Omit the images, then print each record below exactly as it reads.

[Items listed in a dataset]
◇ ◇ ◇ ◇
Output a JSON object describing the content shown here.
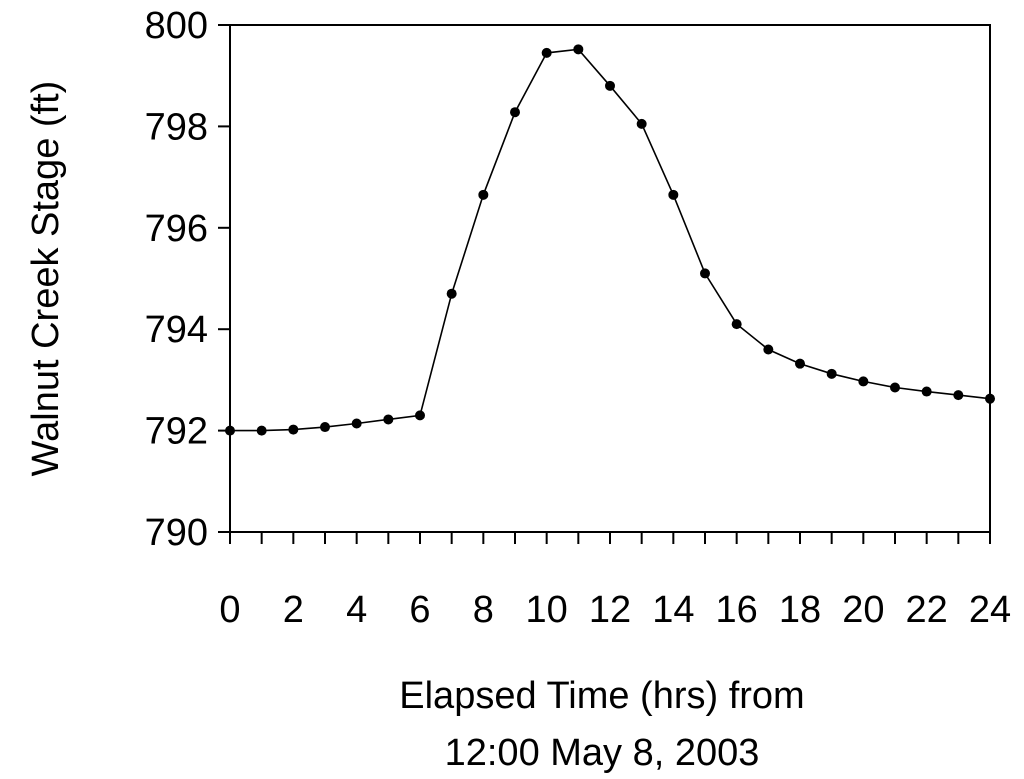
{
  "chart_data": {
    "type": "line",
    "title": "",
    "xlabel": [
      "Elapsed Time (hrs) from",
      "12:00 May 8, 2003"
    ],
    "ylabel": "Walnut Creek Stage (ft)",
    "xlim": [
      0,
      24
    ],
    "ylim": [
      790,
      800
    ],
    "xticks": [
      0,
      2,
      4,
      6,
      8,
      10,
      12,
      14,
      16,
      18,
      20,
      22,
      24
    ],
    "xminor_ticks": [
      1,
      3,
      5,
      7,
      9,
      11,
      13,
      15,
      17,
      19,
      21,
      23
    ],
    "yticks": [
      790,
      792,
      794,
      796,
      798,
      800
    ],
    "grid": false,
    "legend": "none",
    "series": [
      {
        "x": [
          0,
          1,
          2,
          3,
          4,
          5,
          6,
          7,
          8,
          9,
          10,
          11,
          12,
          13,
          14,
          15,
          16,
          17,
          18,
          19,
          20,
          21,
          22,
          23,
          24
        ],
        "y": [
          792.0,
          792.0,
          792.02,
          792.07,
          792.14,
          792.22,
          792.3,
          794.7,
          796.65,
          798.28,
          799.45,
          799.52,
          798.8,
          798.05,
          796.65,
          795.1,
          794.1,
          793.6,
          793.32,
          793.12,
          792.97,
          792.85,
          792.77,
          792.7,
          792.63
        ]
      }
    ]
  }
}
◇ ◇ ◇ ◇
[Written response]
Output a JSON object describing the content shown here.
{
  "chart_data": {
    "type": "line",
    "title": "",
    "xlabel": [
      "Elapsed Time (hrs) from",
      "12:00 May 8, 2003"
    ],
    "ylabel": "Walnut Creek Stage (ft)",
    "xlim": [
      0,
      24
    ],
    "ylim": [
      790,
      800
    ],
    "xticks": [
      0,
      2,
      4,
      6,
      8,
      10,
      12,
      14,
      16,
      18,
      20,
      22,
      24
    ],
    "xminor_ticks": [
      1,
      3,
      5,
      7,
      9,
      11,
      13,
      15,
      17,
      19,
      21,
      23
    ],
    "yticks": [
      790,
      792,
      794,
      796,
      798,
      800
    ],
    "grid": false,
    "legend": "none",
    "series": [
      {
        "x": [
          0,
          1,
          2,
          3,
          4,
          5,
          6,
          7,
          8,
          9,
          10,
          11,
          12,
          13,
          14,
          15,
          16,
          17,
          18,
          19,
          20,
          21,
          22,
          23,
          24
        ],
        "y": [
          792.0,
          792.0,
          792.02,
          792.07,
          792.14,
          792.22,
          792.3,
          794.7,
          796.65,
          798.28,
          799.45,
          799.52,
          798.8,
          798.05,
          796.65,
          795.1,
          794.1,
          793.6,
          793.32,
          793.12,
          792.97,
          792.85,
          792.77,
          792.7,
          792.63
        ]
      }
    ]
  }
}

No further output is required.